» WHAT YOU SHOULD DO:
Make an exact copy of the listing below.

» RECORDS FOR THIS EXERCISE:
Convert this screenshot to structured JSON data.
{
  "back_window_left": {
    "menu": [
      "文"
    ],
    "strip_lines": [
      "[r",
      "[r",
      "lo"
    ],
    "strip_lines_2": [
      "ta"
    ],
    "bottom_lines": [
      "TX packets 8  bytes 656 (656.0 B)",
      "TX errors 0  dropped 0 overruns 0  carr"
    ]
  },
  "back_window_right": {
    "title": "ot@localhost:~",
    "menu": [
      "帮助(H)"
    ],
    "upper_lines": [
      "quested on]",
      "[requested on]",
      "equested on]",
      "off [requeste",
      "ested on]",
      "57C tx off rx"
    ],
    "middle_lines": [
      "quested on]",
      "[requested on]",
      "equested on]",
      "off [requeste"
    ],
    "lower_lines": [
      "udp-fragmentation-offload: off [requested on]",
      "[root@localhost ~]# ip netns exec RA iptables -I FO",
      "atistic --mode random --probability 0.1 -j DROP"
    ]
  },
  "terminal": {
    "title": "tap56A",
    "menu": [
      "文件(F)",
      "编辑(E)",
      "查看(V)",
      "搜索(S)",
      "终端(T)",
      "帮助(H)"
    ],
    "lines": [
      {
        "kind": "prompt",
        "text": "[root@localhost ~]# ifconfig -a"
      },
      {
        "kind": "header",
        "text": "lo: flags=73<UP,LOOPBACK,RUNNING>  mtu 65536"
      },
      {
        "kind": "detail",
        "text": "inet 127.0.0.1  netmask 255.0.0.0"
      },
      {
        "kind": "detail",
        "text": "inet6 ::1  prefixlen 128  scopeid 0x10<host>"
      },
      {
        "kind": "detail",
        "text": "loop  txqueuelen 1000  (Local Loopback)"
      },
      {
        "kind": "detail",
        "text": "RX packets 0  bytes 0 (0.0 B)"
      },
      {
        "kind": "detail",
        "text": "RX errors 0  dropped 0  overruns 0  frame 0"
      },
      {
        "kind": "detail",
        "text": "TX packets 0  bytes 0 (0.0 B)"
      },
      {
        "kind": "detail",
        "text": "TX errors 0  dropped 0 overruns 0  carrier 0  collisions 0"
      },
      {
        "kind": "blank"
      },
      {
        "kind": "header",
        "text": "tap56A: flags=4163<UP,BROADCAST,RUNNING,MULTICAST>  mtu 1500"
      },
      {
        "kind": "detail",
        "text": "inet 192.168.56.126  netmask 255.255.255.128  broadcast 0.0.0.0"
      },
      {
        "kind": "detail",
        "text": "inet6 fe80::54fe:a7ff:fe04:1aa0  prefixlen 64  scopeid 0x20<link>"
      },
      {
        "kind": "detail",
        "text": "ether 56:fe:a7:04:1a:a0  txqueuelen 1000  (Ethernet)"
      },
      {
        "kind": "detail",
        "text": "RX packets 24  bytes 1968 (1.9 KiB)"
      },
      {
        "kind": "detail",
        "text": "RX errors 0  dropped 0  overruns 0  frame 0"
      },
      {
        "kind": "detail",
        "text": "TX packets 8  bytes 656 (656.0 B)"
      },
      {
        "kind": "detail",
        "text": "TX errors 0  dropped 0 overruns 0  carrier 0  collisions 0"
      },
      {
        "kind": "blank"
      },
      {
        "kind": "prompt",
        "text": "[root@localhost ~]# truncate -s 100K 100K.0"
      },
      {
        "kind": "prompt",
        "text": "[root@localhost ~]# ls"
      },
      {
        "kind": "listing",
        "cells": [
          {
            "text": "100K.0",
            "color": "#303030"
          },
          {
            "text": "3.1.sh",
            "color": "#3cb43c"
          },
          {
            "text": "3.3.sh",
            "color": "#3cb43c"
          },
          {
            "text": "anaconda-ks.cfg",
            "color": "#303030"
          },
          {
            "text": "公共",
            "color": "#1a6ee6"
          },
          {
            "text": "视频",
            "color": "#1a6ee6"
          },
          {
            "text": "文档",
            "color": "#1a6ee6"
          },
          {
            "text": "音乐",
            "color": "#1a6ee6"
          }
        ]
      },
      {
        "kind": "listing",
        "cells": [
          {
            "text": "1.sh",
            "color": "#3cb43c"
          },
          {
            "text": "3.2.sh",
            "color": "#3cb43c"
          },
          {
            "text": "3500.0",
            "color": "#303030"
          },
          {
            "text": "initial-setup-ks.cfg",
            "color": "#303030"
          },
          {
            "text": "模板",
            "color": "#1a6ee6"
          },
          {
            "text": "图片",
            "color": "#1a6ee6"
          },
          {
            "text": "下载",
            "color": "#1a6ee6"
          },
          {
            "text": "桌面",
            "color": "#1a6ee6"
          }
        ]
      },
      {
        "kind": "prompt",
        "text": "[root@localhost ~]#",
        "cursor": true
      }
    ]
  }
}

» ANSWER TO THIS TASK:
Convert this screenshot to structured JSON data.
{
  "back_window_left": {
    "menu": [
      "文"
    ],
    "strip_lines": [
      "[r",
      "[r",
      "lo"
    ],
    "strip_lines_2": [
      "ta"
    ],
    "bottom_lines": [
      "TX packets 8  bytes 656 (656.0 B)",
      "TX errors 0  dropped 0 overruns 0  carr"
    ]
  },
  "back_window_right": {
    "title": "ot@localhost:~",
    "menu": [
      "帮助(H)"
    ],
    "upper_lines": [
      "quested on]",
      "[requested on]",
      "equested on]",
      "off [requeste",
      "ested on]",
      "57C tx off rx"
    ],
    "middle_lines": [
      "quested on]",
      "[requested on]",
      "equested on]",
      "off [requeste"
    ],
    "lower_lines": [
      "udp-fragmentation-offload: off [requested on]",
      "[root@localhost ~]# ip netns exec RA iptables -I FO",
      "atistic --mode random --probability 0.1 -j DROP"
    ]
  },
  "terminal": {
    "title": "tap56A",
    "menu": [
      "文件(F)",
      "编辑(E)",
      "查看(V)",
      "搜索(S)",
      "终端(T)",
      "帮助(H)"
    ],
    "lines": [
      {
        "kind": "prompt",
        "text": "[root@localhost ~]# ifconfig -a"
      },
      {
        "kind": "header",
        "text": "lo: flags=73<UP,LOOPBACK,RUNNING>  mtu 65536"
      },
      {
        "kind": "detail",
        "text": "inet 127.0.0.1  netmask 255.0.0.0"
      },
      {
        "kind": "detail",
        "text": "inet6 ::1  prefixlen 128  scopeid 0x10<host>"
      },
      {
        "kind": "detail",
        "text": "loop  txqueuelen 1000  (Local Loopback)"
      },
      {
        "kind": "detail",
        "text": "RX packets 0  bytes 0 (0.0 B)"
      },
      {
        "kind": "detail",
        "text": "RX errors 0  dropped 0  overruns 0  frame 0"
      },
      {
        "kind": "detail",
        "text": "TX packets 0  bytes 0 (0.0 B)"
      },
      {
        "kind": "detail",
        "text": "TX errors 0  dropped 0 overruns 0  carrier 0  collisions 0"
      },
      {
        "kind": "blank"
      },
      {
        "kind": "header",
        "text": "tap56A: flags=4163<UP,BROADCAST,RUNNING,MULTICAST>  mtu 1500"
      },
      {
        "kind": "detail",
        "text": "inet 192.168.56.126  netmask 255.255.255.128  broadcast 0.0.0.0"
      },
      {
        "kind": "detail",
        "text": "inet6 fe80::54fe:a7ff:fe04:1aa0  prefixlen 64  scopeid 0x20<link>"
      },
      {
        "kind": "detail",
        "text": "ether 56:fe:a7:04:1a:a0  txqueuelen 1000  (Ethernet)"
      },
      {
        "kind": "detail",
        "text": "RX packets 24  bytes 1968 (1.9 KiB)"
      },
      {
        "kind": "detail",
        "text": "RX errors 0  dropped 0  overruns 0  frame 0"
      },
      {
        "kind": "detail",
        "text": "TX packets 8  bytes 656 (656.0 B)"
      },
      {
        "kind": "detail",
        "text": "TX errors 0  dropped 0 overruns 0  carrier 0  collisions 0"
      },
      {
        "kind": "blank"
      },
      {
        "kind": "prompt",
        "text": "[root@localhost ~]# truncate -s 100K 100K.0"
      },
      {
        "kind": "prompt",
        "text": "[root@localhost ~]# ls"
      },
      {
        "kind": "listing",
        "cells": [
          {
            "text": "100K.0",
            "color": "#303030"
          },
          {
            "text": "3.1.sh",
            "color": "#3cb43c"
          },
          {
            "text": "3.3.sh",
            "color": "#3cb43c"
          },
          {
            "text": "anaconda-ks.cfg",
            "color": "#303030"
          },
          {
            "text": "公共",
            "color": "#1a6ee6"
          },
          {
            "text": "视频",
            "color": "#1a6ee6"
          },
          {
            "text": "文档",
            "color": "#1a6ee6"
          },
          {
            "text": "音乐",
            "color": "#1a6ee6"
          }
        ]
      },
      {
        "kind": "listing",
        "cells": [
          {
            "text": "1.sh",
            "color": "#3cb43c"
          },
          {
            "text": "3.2.sh",
            "color": "#3cb43c"
          },
          {
            "text": "3500.0",
            "color": "#303030"
          },
          {
            "text": "initial-setup-ks.cfg",
            "color": "#303030"
          },
          {
            "text": "模板",
            "color": "#1a6ee6"
          },
          {
            "text": "图片",
            "color": "#1a6ee6"
          },
          {
            "text": "下载",
            "color": "#1a6ee6"
          },
          {
            "text": "桌面",
            "color": "#1a6ee6"
          }
        ]
      },
      {
        "kind": "prompt",
        "text": "[root@localhost ~]#",
        "cursor": true
      }
    ]
  }
}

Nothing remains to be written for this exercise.